Aim:
Copy every line in which the string "北斗中学" occurs.

Items from a data source:
begin
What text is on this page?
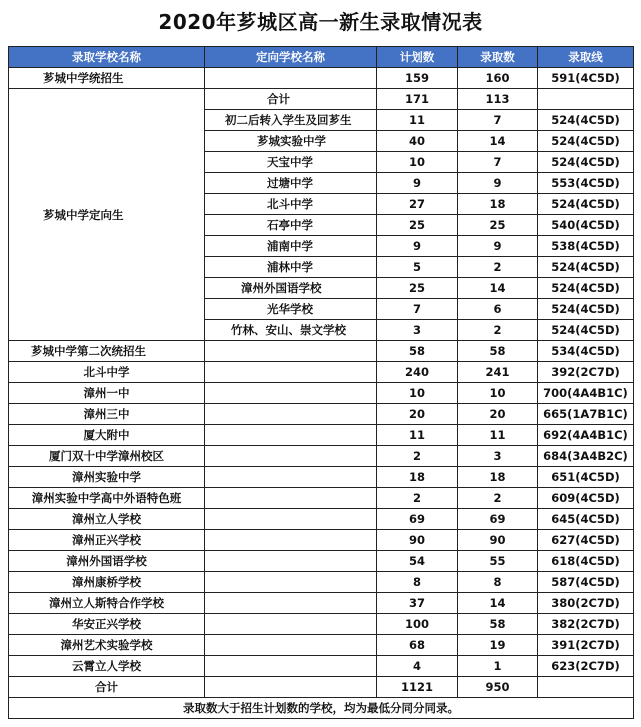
2020年芗城区高一新生录取情况表
录取学校名称	定向学校名称	计划数	录取数	录取线
芗城中学统招生		159	160	591(4C5D)
芗城中学定向生	合计	171	113	
	初二后转入学生及回芗生	11	7	524(4C5D)
	芗城实验中学	40	14	524(4C5D)
	天宝中学	10	7	524(4C5D)
	过塘中学	9	9	553(4C5D)
	北斗中学	27	18	524(4C5D)
	石亭中学	25	25	540(4C5D)
	浦南中学	9	9	538(4C5D)
	浦林中学	5	2	524(4C5D)
	漳州外国语学校	25	14	524(4C5D)
	光华学校	7	6	524(4C5D)
	竹林、安山、崇文学校	3	2	524(4C5D)
芗城中学第二次统招生		58	58	534(4C5D)
北斗中学		240	241	392(2C7D)
漳州一中		10	10	700(4A4B1C)
漳州三中		20	20	665(1A7B1C)
厦大附中		11	11	692(4A4B1C)
厦门双十中学漳州校区		2	3	684(3A4B2C)
漳州实验中学		18	18	651(4C5D)
漳州实验中学高中外语特色班		2	2	609(4C5D)
漳州立人学校		69	69	645(4C5D)
漳州正兴学校		90	90	627(4C5D)
漳州外国语学校		54	55	618(4C5D)
漳州康桥学校		8	8	587(4C5D)
漳州立人斯特合作学校		37	14	380(2C7D)
华安正兴学校		100	58	382(2C7D)
漳州艺术实验学校		68	19	391(2C7D)
云霄立人学校		4	1	623(2C7D)
合计		1121	950	
录取数大于招生计划数的学校，均为最低分同分同录。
end
Answer to this problem:
	北斗中学	27	18	524(4C5D)
北斗中学		240	241	392(2C7D)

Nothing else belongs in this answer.